Layout element annotations:
++++++++++
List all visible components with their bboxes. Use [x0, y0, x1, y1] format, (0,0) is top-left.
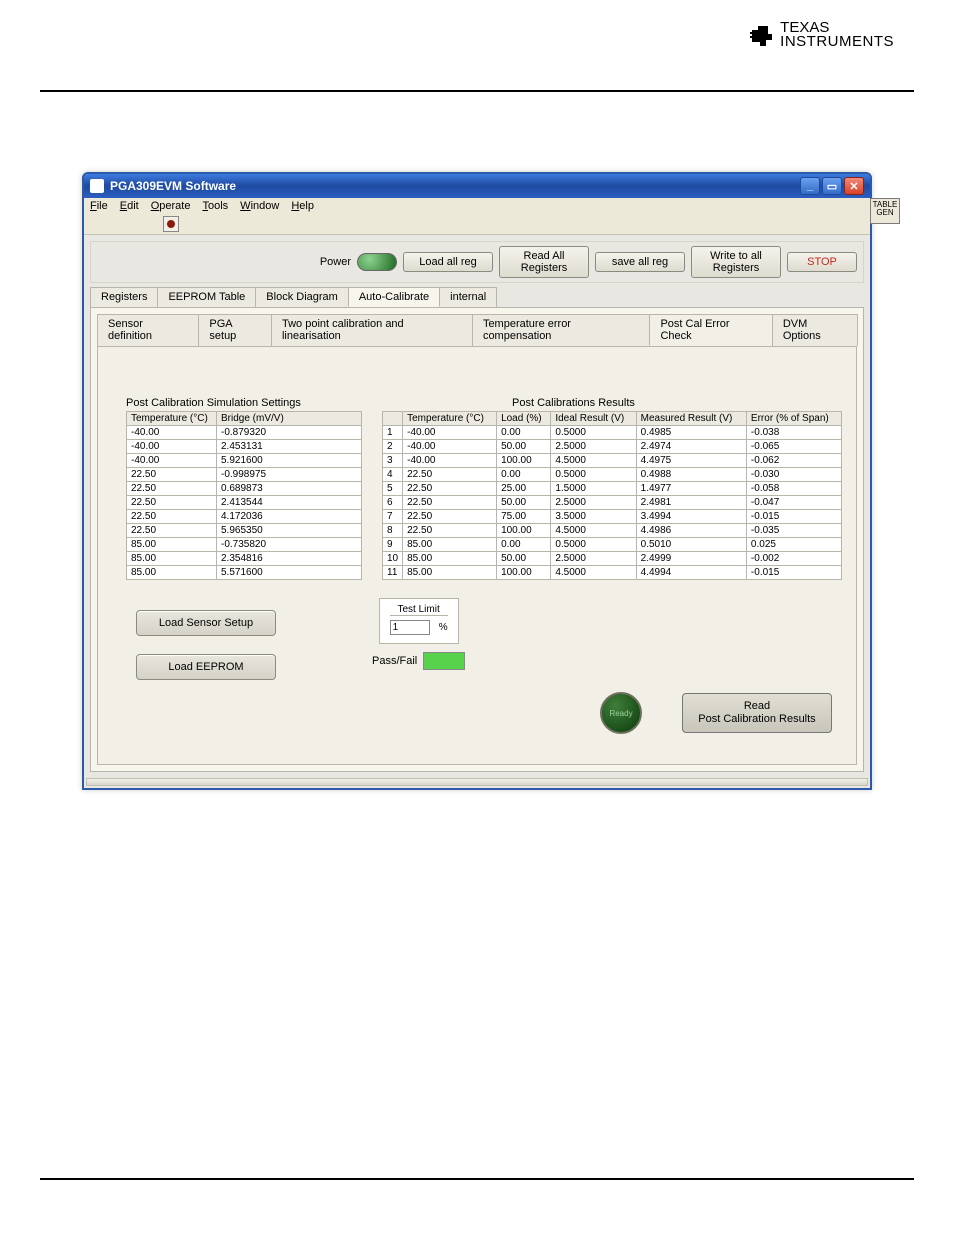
passfail-indicator — [423, 652, 465, 670]
menu-operate[interactable]: Operate — [151, 200, 191, 212]
minimize-button[interactable]: _ — [800, 177, 820, 195]
test-limit-label: Test Limit — [390, 604, 448, 616]
right-section-title: Post Calibrations Results — [512, 397, 842, 409]
table-row: 85.002.354816 — [127, 552, 362, 566]
table-row: 85.00-0.735820 — [127, 538, 362, 552]
table-row: 1085.0050.002.50002.4999-0.002 — [383, 552, 842, 566]
sub-tab-two-point-calibration-and-linearisation[interactable]: Two point calibration and linearisation — [271, 314, 473, 346]
table-row: -40.005.921600 — [127, 454, 362, 468]
table-row: 1-40.000.000.50000.4985-0.038 — [383, 426, 842, 440]
sub-tab-post-cal-error-check[interactable]: Post Cal Error Check — [649, 314, 772, 346]
window-title: PGA309EVM Software — [110, 179, 236, 193]
test-limit-unit: % — [439, 622, 448, 633]
sub-tabpanel: Post Calibration Simulation Settings Tem… — [97, 346, 857, 765]
power-label: Power — [320, 256, 351, 268]
table-row: 622.5050.002.50002.4981-0.047 — [383, 496, 842, 510]
toolbar-row — [84, 214, 870, 235]
menu-window[interactable]: Window — [240, 200, 279, 212]
write-all-reg-button[interactable]: Write to all Registers — [691, 246, 781, 278]
menu-file[interactable]: File — [90, 200, 108, 212]
table-row: 985.000.000.50000.50100.025 — [383, 538, 842, 552]
scrollbar[interactable] — [86, 778, 868, 786]
table-row: 22.504.172036 — [127, 510, 362, 524]
sub-tabs: Sensor definitionPGA setupTwo point cali… — [97, 314, 857, 346]
ti-logo: TEXAS INSTRUMENTS — [746, 20, 894, 50]
menubar: File Edit Operate Tools Window Help TABL… — [84, 198, 870, 214]
test-limit-input[interactable]: 1 — [390, 620, 430, 635]
table-row: 22.505.965350 — [127, 524, 362, 538]
passfail-label: Pass/Fail — [372, 655, 417, 667]
test-limit-group: Test Limit 1 % Pass/Fail — [372, 598, 465, 670]
titlebar: PGA309EVM Software _ ▭ ✕ — [84, 174, 870, 198]
brand-line2: INSTRUMENTS — [780, 35, 894, 49]
main-tab-auto-calibrate[interactable]: Auto-Calibrate — [348, 287, 440, 307]
main-tab-block-diagram[interactable]: Block Diagram — [255, 287, 349, 307]
ti-chip-icon — [746, 20, 776, 50]
side-tab-table-gen[interactable]: TABLEGEN — [870, 198, 900, 224]
read-post-cal-button[interactable]: ReadPost Calibration Results — [682, 693, 832, 733]
save-all-reg-button[interactable]: save all reg — [595, 252, 685, 272]
sub-tab-sensor-definition[interactable]: Sensor definition — [97, 314, 199, 346]
load-all-reg-button[interactable]: Load all reg — [403, 252, 493, 272]
app-window: PGA309EVM Software _ ▭ ✕ File Edit Opera… — [82, 172, 872, 790]
menu-tools[interactable]: Tools — [202, 200, 228, 212]
table-row: -40.00-0.879320 — [127, 426, 362, 440]
read-all-reg-button[interactable]: Read All Registers — [499, 246, 589, 278]
load-sensor-setup-button[interactable]: Load Sensor Setup — [136, 610, 276, 636]
button-bar: Power Load all reg Read All Registers sa… — [90, 241, 864, 283]
table-row: 522.5025.001.50001.4977-0.058 — [383, 482, 842, 496]
maximize-button[interactable]: ▭ — [822, 177, 842, 195]
table-row: -40.002.453131 — [127, 440, 362, 454]
menu-help[interactable]: Help — [291, 200, 314, 212]
table-row: 722.5075.003.50003.4994-0.015 — [383, 510, 842, 524]
close-button[interactable]: ✕ — [844, 177, 864, 195]
sub-tab-temperature-error-compensation[interactable]: Temperature error compensation — [472, 314, 651, 346]
ready-lamp: Ready — [600, 692, 642, 734]
left-section-title: Post Calibration Simulation Settings — [126, 397, 362, 409]
calibration-results-table: Temperature (°C)Load (%)Ideal Result (V)… — [382, 411, 842, 580]
table-row: 22.50-0.998975 — [127, 468, 362, 482]
main-tabpanel: Sensor definitionPGA setupTwo point cali… — [90, 307, 864, 772]
sub-tab-dvm-options[interactable]: DVM Options — [772, 314, 858, 346]
abort-icon[interactable] — [163, 216, 179, 232]
menu-edit[interactable]: Edit — [120, 200, 139, 212]
main-tab-internal[interactable]: internal — [439, 287, 497, 307]
table-row: 1185.00100.004.50004.4994-0.015 — [383, 566, 842, 580]
main-tabs: RegistersEEPROM TableBlock DiagramAuto-C… — [90, 287, 864, 307]
stop-button[interactable]: STOP — [787, 252, 857, 272]
sub-tab-pga-setup[interactable]: PGA setup — [198, 314, 272, 346]
main-tab-registers[interactable]: Registers — [90, 287, 158, 307]
rule-top — [40, 90, 914, 92]
main-tab-eeprom-table[interactable]: EEPROM Table — [157, 287, 256, 307]
table-row: 85.005.571600 — [127, 566, 362, 580]
table-row: 422.500.000.50000.4988-0.030 — [383, 468, 842, 482]
table-row: 822.50100.004.50004.4986-0.035 — [383, 524, 842, 538]
power-toggle[interactable] — [357, 253, 397, 271]
app-icon — [90, 179, 104, 193]
table-row: 22.500.689873 — [127, 482, 362, 496]
rule-bottom — [40, 1178, 914, 1180]
table-row: 3-40.00100.004.50004.4975-0.062 — [383, 454, 842, 468]
load-eeprom-button[interactable]: Load EEPROM — [136, 654, 276, 680]
simulation-settings-table: Temperature (°C)Bridge (mV/V) -40.00-0.8… — [126, 411, 362, 580]
table-row: 2-40.0050.002.50002.4974-0.065 — [383, 440, 842, 454]
table-row: 22.502.413544 — [127, 496, 362, 510]
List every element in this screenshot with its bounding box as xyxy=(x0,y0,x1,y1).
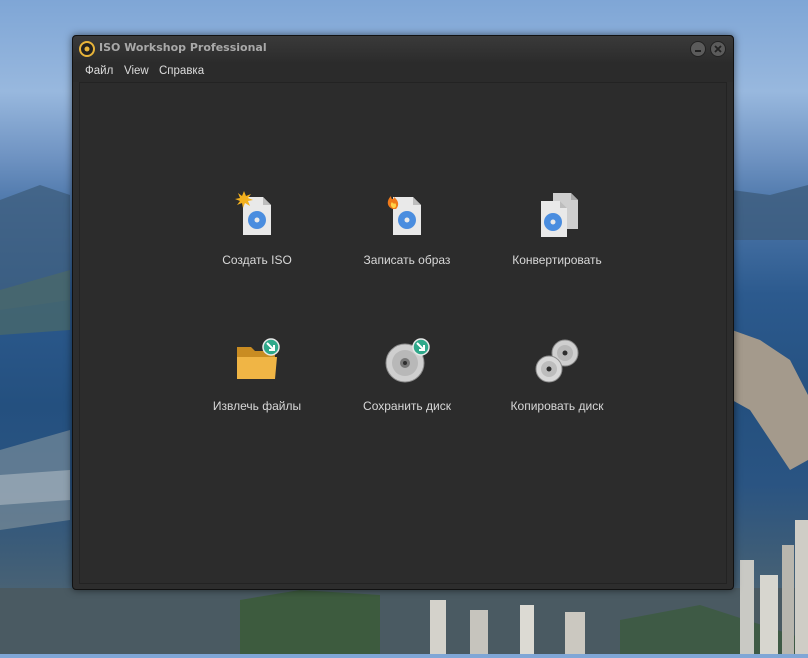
extract-files-label: Извлечь файлы xyxy=(212,399,302,413)
convert-icon xyxy=(541,193,578,237)
save-disc-icon xyxy=(385,338,430,383)
app-window: ISO Workshop Professional Файл View Спра… xyxy=(72,35,734,590)
window-title: ISO Workshop Professional xyxy=(99,41,267,54)
create-iso-button[interactable]: Создать ISO xyxy=(192,191,322,301)
create-iso-label: Создать ISO xyxy=(222,253,292,267)
close-icon xyxy=(714,45,722,53)
actions-panel: Создать ISO Записать образ Конвертироват… xyxy=(79,82,727,584)
extract-files-button[interactable]: Извлечь файлы xyxy=(192,337,322,447)
burn-image-icon xyxy=(387,196,421,235)
menu-view[interactable]: View xyxy=(124,65,149,77)
minimize-button[interactable] xyxy=(690,41,706,57)
copy-disc-label: Копировать диск xyxy=(510,399,604,413)
copy-disc-button[interactable]: Копировать диск xyxy=(492,337,622,447)
close-button[interactable] xyxy=(710,41,726,57)
copy-disc-icon xyxy=(535,339,579,383)
burn-image-label: Записать образ xyxy=(363,253,451,267)
menu-help[interactable]: Справка xyxy=(159,65,204,77)
menu-file[interactable]: Файл xyxy=(85,65,113,77)
extract-folder-icon xyxy=(237,338,280,379)
menu-bar: Файл View Справка xyxy=(73,62,733,82)
save-disc-button[interactable]: Сохранить диск xyxy=(342,337,472,447)
convert-button[interactable]: Конвертировать xyxy=(492,191,622,301)
burn-image-button[interactable]: Записать образ xyxy=(342,191,472,301)
convert-label: Конвертировать xyxy=(512,253,602,267)
minimize-icon xyxy=(695,50,701,52)
app-logo-icon xyxy=(79,41,95,57)
create-iso-icon xyxy=(235,191,271,235)
title-bar[interactable]: ISO Workshop Professional xyxy=(73,36,733,62)
save-disc-label: Сохранить диск xyxy=(363,399,451,413)
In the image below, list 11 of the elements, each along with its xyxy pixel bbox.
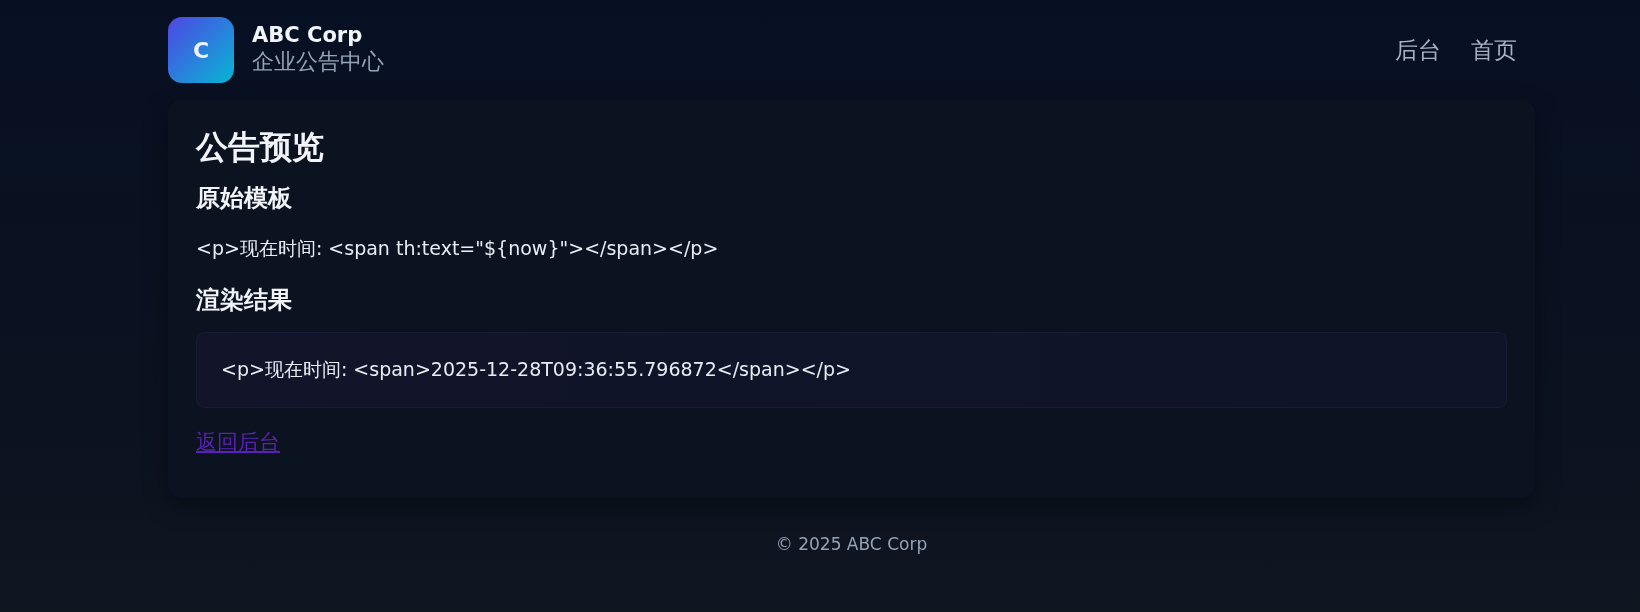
nav-link[interactable]: 后台	[1395, 34, 1441, 66]
logo: C	[168, 17, 234, 83]
section-heading: 原始模板	[196, 183, 292, 214]
nav-link[interactable]: 首页	[1471, 34, 1517, 66]
template-code: <p>现在时间: <span th:text="${now}"></span></p>	[196, 236, 719, 261]
page-title: 公告预览	[196, 127, 324, 168]
brand-subtitle: 企业公告中心	[252, 48, 384, 76]
brand-name: ABC Corp	[252, 23, 364, 47]
section-heading: 渲染结果	[196, 285, 292, 316]
copyright: © 2025 ABC Corp	[775, 534, 928, 554]
rendered-output: <p>现在时间: <span>2025-12-28T09:36:55.796872</span></p>	[221, 358, 851, 380]
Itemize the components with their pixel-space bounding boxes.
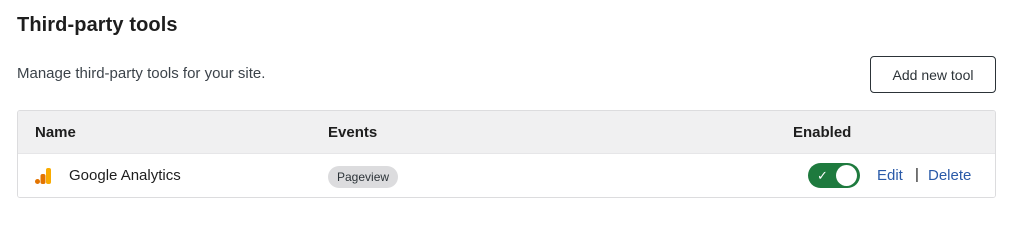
section-description: Manage third-party tools for your site.	[17, 65, 266, 82]
third-party-tools-page: Third-party tools Manage third-party too…	[0, 0, 1015, 219]
toggle-knob	[836, 165, 857, 186]
action-separator: |	[915, 166, 919, 183]
edit-link[interactable]: Edit	[877, 167, 903, 184]
tool-name: Google Analytics	[69, 167, 181, 184]
enabled-toggle[interactable]: ✓	[808, 163, 860, 188]
table-header: Name Events Enabled	[18, 111, 995, 154]
google-analytics-icon	[34, 167, 52, 185]
header-events: Events	[328, 124, 378, 141]
delete-link[interactable]: Delete	[928, 167, 971, 184]
header-enabled: Enabled	[793, 124, 852, 141]
event-badge: Pageview	[328, 166, 399, 188]
section-title: Third-party tools	[17, 14, 178, 36]
table-row: Google Analytics Pageview ✓ Edit | Delet…	[18, 154, 995, 197]
header-name: Name	[35, 124, 76, 141]
tools-table: Name Events Enabled Google Analytics Pag…	[17, 110, 996, 198]
check-icon: ✓	[817, 168, 828, 183]
add-new-tool-button[interactable]: Add new tool	[870, 56, 996, 93]
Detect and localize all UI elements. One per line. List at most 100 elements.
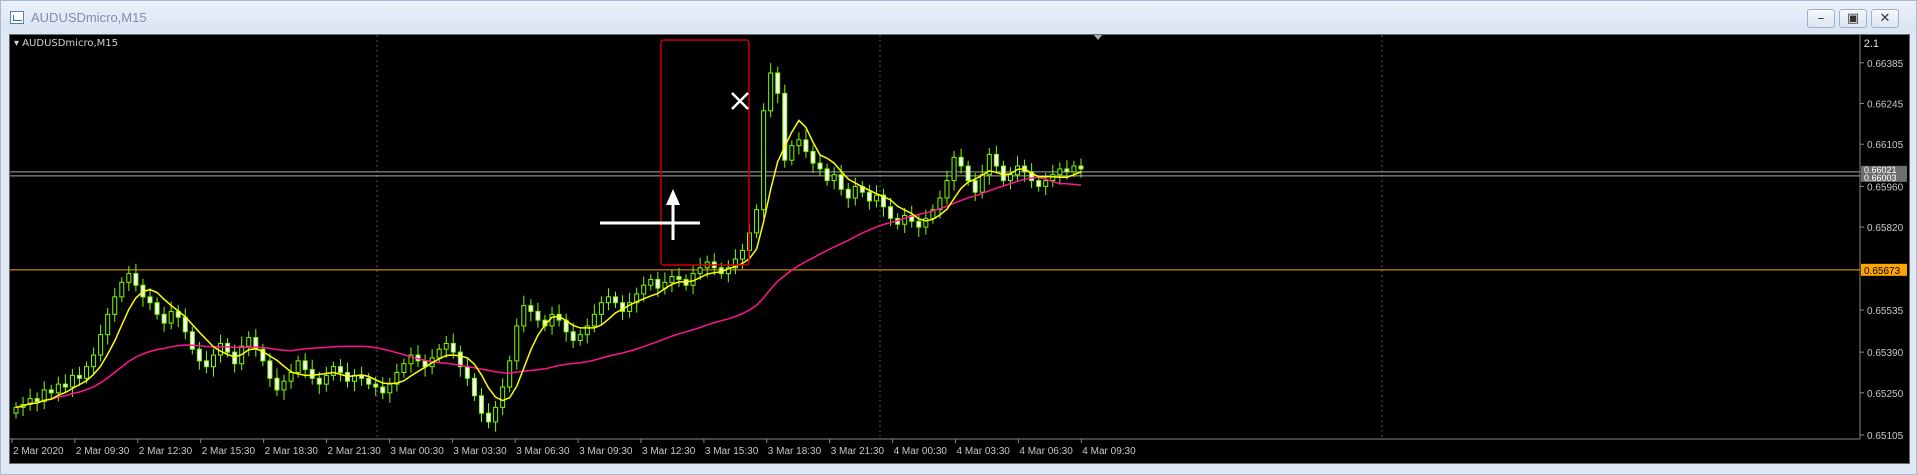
candle-body bbox=[605, 296, 611, 304]
candle-body bbox=[817, 162, 823, 170]
candle-body bbox=[161, 313, 167, 324]
candle-body bbox=[768, 72, 774, 112]
candle-body bbox=[34, 398, 40, 403]
time-tick-label: 3 Mar 18:30 bbox=[768, 446, 822, 457]
candle-body bbox=[549, 313, 555, 327]
candle-body bbox=[1064, 168, 1070, 173]
fast-moving-average bbox=[15, 119, 1082, 409]
candle-body bbox=[521, 305, 527, 327]
candle-body bbox=[1078, 165, 1084, 170]
candle-body bbox=[69, 374, 75, 388]
price-tick-label: 0.65105 bbox=[1867, 431, 1904, 442]
candle-body bbox=[958, 156, 964, 167]
candle-body bbox=[873, 194, 879, 202]
candle-body bbox=[330, 366, 336, 376]
candle-body bbox=[810, 150, 816, 164]
time-tick-label: 4 Mar 00:30 bbox=[894, 446, 948, 457]
candle-body bbox=[154, 302, 160, 315]
candle-body bbox=[965, 165, 971, 182]
slow-moving-average bbox=[15, 176, 1082, 409]
time-tick-label: 2 Mar 2020 bbox=[13, 446, 64, 457]
candle-body bbox=[761, 110, 767, 211]
candle-body bbox=[979, 174, 985, 193]
candle-body bbox=[401, 363, 407, 373]
candle-body bbox=[1007, 174, 1013, 182]
candle-body bbox=[13, 406, 19, 414]
current-price-label: 0.66003 bbox=[1864, 173, 1897, 183]
price-tick-label: 0.65535 bbox=[1867, 306, 1904, 317]
candle-body bbox=[147, 296, 153, 304]
title-bar[interactable]: AUDUSDmicro,M15 – ▣ ✕ bbox=[1, 1, 1916, 33]
candle-body bbox=[288, 371, 294, 382]
candle-body bbox=[888, 206, 894, 219]
candle-body bbox=[1050, 174, 1056, 182]
candle-body bbox=[838, 174, 844, 190]
candle-body bbox=[1043, 180, 1049, 187]
candle-body bbox=[775, 72, 781, 94]
minimize-button[interactable]: – bbox=[1807, 9, 1835, 28]
candle-body bbox=[852, 185, 858, 199]
up-arrow-icon bbox=[666, 189, 680, 205]
price-tick-label: 0.65250 bbox=[1867, 389, 1904, 400]
candle-body bbox=[613, 296, 619, 304]
chart-canvas[interactable]: 0.66385 0.66245 0.66105 0.65960 0.65820 0.655… bbox=[9, 34, 1910, 464]
candle-body bbox=[789, 145, 795, 161]
candle-body bbox=[754, 209, 760, 234]
price-tick-label: 0.65960 bbox=[1867, 182, 1904, 193]
candle-body bbox=[471, 377, 477, 397]
minimize-icon: – bbox=[1817, 11, 1825, 26]
price-tick-label: 0.65390 bbox=[1867, 348, 1904, 359]
candle-body bbox=[591, 313, 597, 327]
candle-body bbox=[112, 296, 118, 315]
time-tick-label: 3 Mar 12:30 bbox=[642, 446, 696, 457]
candle-body bbox=[902, 214, 908, 225]
candle-body bbox=[232, 351, 238, 365]
price-tick-label: 0.66385 bbox=[1867, 59, 1904, 70]
price-chart[interactable]: 0.66385 0.66245 0.66105 0.65960 0.65820 0.655… bbox=[10, 35, 1909, 463]
candle-body bbox=[366, 377, 372, 385]
candle-body bbox=[535, 310, 541, 321]
candle-body bbox=[309, 369, 315, 379]
candle-body bbox=[302, 360, 308, 371]
close-button[interactable]: ✕ bbox=[1871, 9, 1899, 28]
candle-body bbox=[218, 342, 224, 356]
candle-body bbox=[697, 267, 703, 275]
candle-body bbox=[944, 180, 950, 199]
candle-body bbox=[316, 377, 322, 385]
candle-body bbox=[1057, 168, 1063, 176]
candle-body bbox=[323, 374, 329, 385]
symbol-label: ▾ AUDUSDmicro,M15 bbox=[14, 38, 118, 49]
candle-body bbox=[98, 334, 104, 356]
candle-body bbox=[739, 249, 745, 260]
chart-window-icon bbox=[10, 11, 24, 24]
candle-body bbox=[210, 354, 216, 368]
candle-body bbox=[951, 156, 957, 182]
candle-body bbox=[450, 342, 456, 353]
candle-body bbox=[500, 386, 506, 408]
time-tick-label: 3 Mar 09:30 bbox=[579, 446, 633, 457]
candle-body bbox=[436, 348, 442, 359]
candle-body bbox=[641, 284, 647, 295]
time-tick-label: 2 Mar 18:30 bbox=[265, 446, 319, 457]
terminal-window: AUDUSDmicro,M15 – ▣ ✕ 0.66385 0.66245 0.66… bbox=[0, 0, 1917, 475]
time-tick-label: 3 Mar 06:30 bbox=[516, 446, 570, 457]
candle-body bbox=[831, 174, 837, 182]
candle-body bbox=[84, 366, 90, 379]
time-tick-label: 2 Mar 15:30 bbox=[202, 446, 256, 457]
candle-body bbox=[443, 342, 449, 350]
chart-shift-icon bbox=[1093, 35, 1103, 40]
candle-body bbox=[676, 276, 682, 280]
maximize-button[interactable]: ▣ bbox=[1839, 9, 1867, 28]
candle-body bbox=[373, 383, 379, 388]
candle-body bbox=[514, 325, 520, 362]
maximize-icon: ▣ bbox=[1846, 11, 1860, 26]
candle-body bbox=[598, 302, 604, 315]
candle-body bbox=[55, 383, 61, 394]
candle-body bbox=[577, 334, 583, 341]
time-tick-label: 2 Mar 09:30 bbox=[76, 446, 130, 457]
candle-body bbox=[669, 276, 675, 283]
candle-body bbox=[796, 139, 802, 147]
window-title: AUDUSDmicro,M15 bbox=[31, 10, 147, 25]
candle-body bbox=[168, 310, 174, 324]
candle-body bbox=[267, 360, 273, 379]
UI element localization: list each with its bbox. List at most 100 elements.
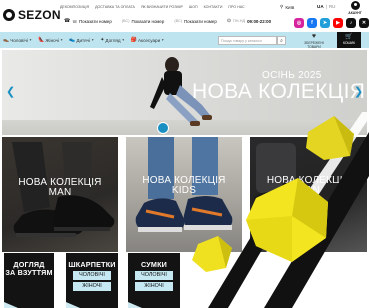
++++++++++
▶ _Problem description_
Copy the rows word for word, starting at the line that contains "extract-files-label: Извлечь файлы" and stopping after the line that contains "In the image".

▶ _Written answer_
extract-files-label: Извлечь файлы xyxy=(212,399,302,413)
convert-icon xyxy=(541,193,578,237)
save-disc-icon xyxy=(385,338,430,383)
app-window: ISO Workshop Professional Файл View Спра… xyxy=(72,35,734,590)
window-title: ISO Workshop Professional xyxy=(99,41,267,54)
create-iso-button[interactable]: Создать ISO xyxy=(192,191,322,301)
create-iso-label: Создать ISO xyxy=(222,253,292,267)
close-icon xyxy=(714,45,722,53)
actions-panel: Создать ISO Записать образ Конвертироват… xyxy=(79,82,727,584)
extract-files-button[interactable]: Извлечь файлы xyxy=(192,337,322,447)
burn-image-icon xyxy=(387,196,421,235)
menu-view[interactable]: View xyxy=(124,65,149,77)
minimize-button[interactable] xyxy=(690,41,706,57)
copy-disc-label: Копировать диск xyxy=(510,399,604,413)
copy-disc-button[interactable]: Копировать диск xyxy=(492,337,622,447)
close-button[interactable] xyxy=(710,41,726,57)
copy-disc-icon xyxy=(535,339,579,383)
burn-image-label: Записать образ xyxy=(363,253,451,267)
menu-help[interactable]: Справка xyxy=(159,65,204,77)
menu-file[interactable]: Файл xyxy=(85,65,113,77)
extract-folder-icon xyxy=(237,338,280,379)
menu-bar: Файл View Справка xyxy=(73,62,733,82)
save-disc-button[interactable]: Сохранить диск xyxy=(342,337,472,447)
convert-button[interactable]: Конвертировать xyxy=(492,191,622,301)
burn-image-button[interactable]: Записать образ xyxy=(342,191,472,301)
convert-label: Конвертировать xyxy=(512,253,602,267)
minimize-icon xyxy=(695,50,701,52)
app-logo-icon xyxy=(79,41,95,57)
create-iso-icon xyxy=(235,191,271,235)
title-bar[interactable]: ISO Workshop Professional xyxy=(73,36,733,62)
save-disc-label: Сохранить диск xyxy=(363,399,451,413)
In the image below, list 11 of the elements, each along with its xyxy pixel bbox.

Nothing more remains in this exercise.